> **Directions**
Write out each line in which the string "COVID" is present.

[Collection entries]
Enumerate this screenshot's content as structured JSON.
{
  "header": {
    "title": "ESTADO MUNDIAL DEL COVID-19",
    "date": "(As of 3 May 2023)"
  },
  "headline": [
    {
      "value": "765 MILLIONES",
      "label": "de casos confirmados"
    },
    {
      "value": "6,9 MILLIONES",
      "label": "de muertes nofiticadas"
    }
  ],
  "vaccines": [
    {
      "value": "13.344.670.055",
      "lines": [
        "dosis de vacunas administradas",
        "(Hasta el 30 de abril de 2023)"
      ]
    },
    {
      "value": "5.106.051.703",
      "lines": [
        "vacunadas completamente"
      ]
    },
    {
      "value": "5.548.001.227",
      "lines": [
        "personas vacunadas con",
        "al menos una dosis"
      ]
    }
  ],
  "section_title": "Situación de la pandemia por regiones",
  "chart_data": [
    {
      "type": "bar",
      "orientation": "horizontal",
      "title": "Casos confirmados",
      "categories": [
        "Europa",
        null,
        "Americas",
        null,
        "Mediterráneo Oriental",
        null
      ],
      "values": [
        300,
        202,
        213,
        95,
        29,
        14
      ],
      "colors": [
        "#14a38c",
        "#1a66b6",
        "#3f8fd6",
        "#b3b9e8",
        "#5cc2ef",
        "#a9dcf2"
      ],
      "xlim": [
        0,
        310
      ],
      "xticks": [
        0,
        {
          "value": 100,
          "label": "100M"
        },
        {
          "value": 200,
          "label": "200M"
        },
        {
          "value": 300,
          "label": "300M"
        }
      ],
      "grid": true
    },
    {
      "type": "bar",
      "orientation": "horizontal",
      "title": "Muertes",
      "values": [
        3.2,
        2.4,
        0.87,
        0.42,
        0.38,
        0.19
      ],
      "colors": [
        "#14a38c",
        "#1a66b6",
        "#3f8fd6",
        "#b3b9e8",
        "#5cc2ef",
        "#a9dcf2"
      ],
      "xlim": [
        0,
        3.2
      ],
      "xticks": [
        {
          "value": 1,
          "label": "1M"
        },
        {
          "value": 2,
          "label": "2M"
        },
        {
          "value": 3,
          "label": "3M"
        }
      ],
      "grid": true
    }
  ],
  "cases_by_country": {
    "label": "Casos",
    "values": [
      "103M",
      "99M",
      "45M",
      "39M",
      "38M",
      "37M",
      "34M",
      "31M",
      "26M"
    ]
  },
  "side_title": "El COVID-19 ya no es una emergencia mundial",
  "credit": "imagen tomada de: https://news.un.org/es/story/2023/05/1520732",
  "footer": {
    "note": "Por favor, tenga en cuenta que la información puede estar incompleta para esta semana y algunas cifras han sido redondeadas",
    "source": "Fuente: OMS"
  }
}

> **Response below**
    "title": "ESTADO MUNDIAL DEL COVID-19",
  "side_title": "El COVID-19 ya no es una emergencia mundial",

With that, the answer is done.